## Records shown
════════════════

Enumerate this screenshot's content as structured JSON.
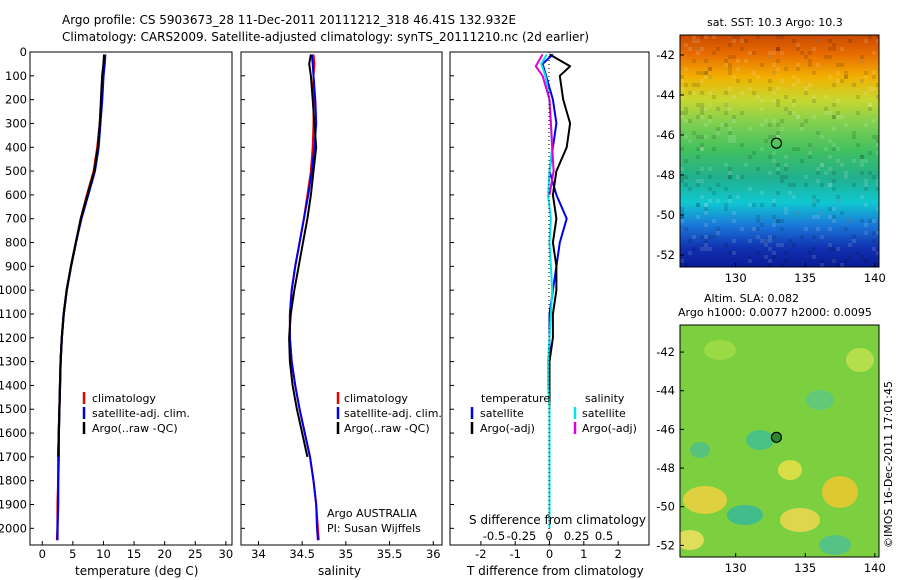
{
  "header": {
    "line1": "Argo profile: CS 5903673_28 11-Dec-2011 20111212_318 46.41S 132.932E",
    "line2": "Climatology: CARS2009. Satellite-adjusted climatology: synTS_20111210.nc (2d earlier)"
  },
  "watermark": "©IMOS 16-Dec-2011 17:01:45",
  "colors": {
    "climatology": "#ee0000",
    "satellite": "#0000ee",
    "argo": "#000000",
    "sal_satellite": "#00e5e5",
    "sal_argo": "#dd00dd"
  },
  "chart_data": [
    {
      "id": "temperature",
      "type": "line",
      "xlabel": "temperature (deg C)",
      "ylabel": "",
      "xlim": [
        -2,
        31
      ],
      "ylim": [
        2070,
        0
      ],
      "xticks": [
        0,
        5,
        10,
        15,
        20,
        25,
        30
      ],
      "yticks": [
        0,
        100,
        200,
        300,
        400,
        500,
        600,
        700,
        800,
        900,
        1000,
        1100,
        1200,
        1300,
        1400,
        1500,
        1600,
        1700,
        1800,
        1900,
        2000
      ],
      "legend": {
        "position": "lower-right",
        "entries": [
          {
            "label": "climatology",
            "color": "#ee0000"
          },
          {
            "label": "satellite-adj. clim.",
            "color": "#0000ee"
          },
          {
            "label": "Argo(..raw -QC)",
            "color": "#000000"
          }
        ]
      },
      "series": [
        {
          "name": "climatology",
          "color": "#ee0000",
          "x": [
            10.2,
            10.1,
            9.9,
            9.7,
            9.4,
            9.0,
            8.4,
            7.3,
            6.3,
            5.5,
            4.7,
            4.0,
            3.5,
            3.2,
            3.0,
            2.9,
            2.8,
            2.7,
            2.6,
            2.6,
            2.5,
            2.5,
            2.4
          ],
          "y": [
            10,
            50,
            100,
            200,
            300,
            400,
            500,
            600,
            700,
            800,
            900,
            1000,
            1100,
            1200,
            1300,
            1400,
            1500,
            1600,
            1700,
            1800,
            1900,
            2000,
            2050
          ]
        },
        {
          "name": "satellite-adj. clim.",
          "color": "#0000ee",
          "x": [
            10.3,
            10.2,
            10.0,
            9.8,
            9.5,
            9.2,
            8.6,
            7.5,
            6.4,
            5.5,
            4.7,
            4.0,
            3.5,
            3.2,
            3.0,
            2.9,
            2.8,
            2.7,
            2.7,
            2.6,
            2.6,
            2.5,
            2.5
          ],
          "y": [
            10,
            50,
            100,
            200,
            300,
            400,
            500,
            600,
            700,
            800,
            900,
            1000,
            1100,
            1200,
            1300,
            1400,
            1500,
            1600,
            1700,
            1800,
            1900,
            2000,
            2050
          ]
        },
        {
          "name": "Argo(..raw -QC)",
          "color": "#000000",
          "x": [
            10.1,
            10.0,
            9.8,
            9.6,
            9.4,
            9.1,
            8.5,
            7.4,
            6.3,
            5.5,
            4.7,
            4.0,
            3.5,
            3.2,
            3.0,
            2.9,
            2.8,
            2.7,
            2.6
          ],
          "y": [
            10,
            50,
            100,
            200,
            300,
            400,
            500,
            600,
            700,
            800,
            900,
            1000,
            1100,
            1200,
            1300,
            1400,
            1500,
            1600,
            1700
          ]
        }
      ]
    },
    {
      "id": "salinity",
      "type": "line",
      "xlabel": "salinity",
      "xlim": [
        33.8,
        36.1
      ],
      "ylim": [
        2070,
        0
      ],
      "xticks": [
        34,
        34.5,
        35,
        35.5,
        36
      ],
      "xticklabels": [
        "34",
        "34.5",
        "35",
        "35.5",
        "36"
      ],
      "legend": {
        "position": "lower-right",
        "entries": [
          {
            "label": "climatology",
            "color": "#ee0000"
          },
          {
            "label": "satellite-adj. clim.",
            "color": "#0000ee"
          },
          {
            "label": "Argo(..raw -QC)",
            "color": "#000000"
          }
        ]
      },
      "annotation": [
        "Argo AUSTRALIA",
        "PI: Susan Wijffels"
      ],
      "series": [
        {
          "name": "climatology",
          "color": "#ee0000",
          "x": [
            34.63,
            34.64,
            34.63,
            34.63,
            34.63,
            34.62,
            34.6,
            34.56,
            34.52,
            34.47,
            34.42,
            34.38,
            34.36,
            34.36,
            34.38,
            34.42,
            34.47,
            34.53,
            34.59,
            34.63,
            34.66,
            34.68,
            34.69
          ],
          "y": [
            10,
            50,
            100,
            200,
            300,
            400,
            500,
            600,
            700,
            800,
            900,
            1000,
            1100,
            1200,
            1300,
            1400,
            1500,
            1600,
            1700,
            1800,
            1900,
            2000,
            2050
          ]
        },
        {
          "name": "satellite-adj. clim.",
          "color": "#0000ee",
          "x": [
            34.61,
            34.62,
            34.63,
            34.65,
            34.66,
            34.64,
            34.61,
            34.57,
            34.52,
            34.47,
            34.42,
            34.38,
            34.36,
            34.36,
            34.38,
            34.42,
            34.47,
            34.53,
            34.59,
            34.63,
            34.66,
            34.67,
            34.68
          ],
          "y": [
            10,
            50,
            100,
            200,
            300,
            400,
            500,
            600,
            700,
            800,
            900,
            1000,
            1100,
            1200,
            1300,
            1400,
            1500,
            1600,
            1700,
            1800,
            1900,
            2000,
            2050
          ]
        },
        {
          "name": "Argo(..raw -QC)",
          "color": "#000000",
          "x": [
            34.6,
            34.58,
            34.6,
            34.62,
            34.64,
            34.66,
            34.63,
            34.6,
            34.56,
            34.51,
            34.46,
            34.41,
            34.37,
            34.35,
            34.36,
            34.39,
            34.44,
            34.5,
            34.56
          ],
          "y": [
            10,
            50,
            100,
            200,
            300,
            400,
            500,
            600,
            700,
            800,
            900,
            1000,
            1100,
            1200,
            1300,
            1400,
            1500,
            1600,
            1700
          ]
        }
      ]
    },
    {
      "id": "difference",
      "type": "line",
      "xlabel": "T difference from climatology",
      "xlabel2": "S difference from climatology",
      "xlim": [
        -2.9,
        2.9
      ],
      "ylim": [
        2070,
        0
      ],
      "xticks": [
        -2,
        -1,
        0,
        1,
        2
      ],
      "xticklabels": [
        "-2",
        "-1",
        "0",
        "1",
        "2"
      ],
      "xticks2": [
        -0.5,
        -0.25,
        0,
        0.25,
        0.5
      ],
      "xticklabels2": [
        "-0.5",
        "-0.25",
        "0",
        "0.25",
        "0.5"
      ],
      "legend": {
        "temperature_title": "temperature",
        "salinity_title": "salinity",
        "entries": [
          {
            "group": "temperature",
            "label": "satellite",
            "color": "#0000ee"
          },
          {
            "group": "temperature",
            "label": "Argo(-adj)",
            "color": "#000000"
          },
          {
            "group": "salinity",
            "label": "satellite",
            "color": "#00e5e5"
          },
          {
            "group": "salinity",
            "label": "Argo(-adj)",
            "color": "#dd00dd"
          }
        ]
      },
      "series": [
        {
          "name": "T satellite",
          "color": "#0000ee",
          "x": [
            0.1,
            -0.2,
            -0.1,
            0.1,
            0.2,
            0.1,
            0.0,
            0.2,
            0.5,
            0.3,
            0.2,
            0.1,
            0.0,
            0.0,
            0.0,
            0.0,
            0.0,
            0.0,
            0.0,
            0.0,
            0.0,
            0.0
          ],
          "y": [
            10,
            50,
            100,
            200,
            300,
            400,
            500,
            600,
            700,
            800,
            900,
            1000,
            1100,
            1200,
            1300,
            1400,
            1500,
            1600,
            1700,
            1800,
            1900,
            2000
          ]
        },
        {
          "name": "T Argo(-adj)",
          "color": "#000000",
          "x": [
            0.0,
            0.6,
            0.3,
            0.4,
            0.6,
            0.5,
            0.2,
            0.1,
            0.2,
            0.1,
            0.2,
            0.2,
            0.1,
            0.1,
            0.0,
            0.0,
            0.0
          ],
          "y": [
            10,
            60,
            100,
            200,
            300,
            400,
            500,
            600,
            700,
            800,
            900,
            1000,
            1100,
            1200,
            1300,
            1400,
            1500
          ]
        },
        {
          "name": "S satellite",
          "color": "#00e5e5",
          "x": [
            -0.02,
            -0.06,
            -0.03,
            0.0,
            0.01,
            0.02,
            0.0,
            -0.01,
            0.01,
            0.0,
            0.01,
            0.02,
            0.01,
            0.0,
            -0.01,
            -0.01,
            0.0,
            0.0,
            0.0,
            0.0,
            0.0,
            0.0
          ],
          "y": [
            10,
            50,
            100,
            200,
            300,
            400,
            500,
            600,
            700,
            800,
            900,
            1000,
            1100,
            1200,
            1300,
            1400,
            1500,
            1600,
            1700,
            1800,
            1900,
            2000
          ]
        },
        {
          "name": "S Argo(-adj)",
          "color": "#dd00dd",
          "x": [
            -0.05,
            -0.1,
            -0.05,
            0.0,
            0.01,
            0.02,
            0.03,
            0.0
          ],
          "y": [
            10,
            60,
            100,
            200,
            300,
            400,
            500,
            600
          ]
        }
      ]
    },
    {
      "id": "sst_map",
      "type": "heatmap",
      "title": "sat. SST: 10.3  Argo: 10.3",
      "xlim": [
        126,
        140.3
      ],
      "ylim": [
        -52.6,
        -41
      ],
      "xticks": [
        130,
        135,
        140
      ],
      "yticks": [
        -42,
        -44,
        -46,
        -48,
        -50,
        -52
      ],
      "marker": {
        "lon": 132.93,
        "lat": -46.41
      }
    },
    {
      "id": "sla_map",
      "type": "heatmap",
      "title": "Altim. SLA: 0.082",
      "subtitle": "Argo h1000: 0.0077 h2000: 0.0095",
      "xlim": [
        126,
        140.3
      ],
      "ylim": [
        -52.6,
        -40.6
      ],
      "xticks": [
        130,
        135,
        140
      ],
      "yticks": [
        -42,
        -44,
        -46,
        -48,
        -50,
        -52
      ],
      "marker": {
        "lon": 132.93,
        "lat": -46.41
      }
    }
  ]
}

════════════════

Search the data for the string "from". List each line that has it.

      "xlabel": "T difference from climatology",
      "xlabel2": "S difference from climatology",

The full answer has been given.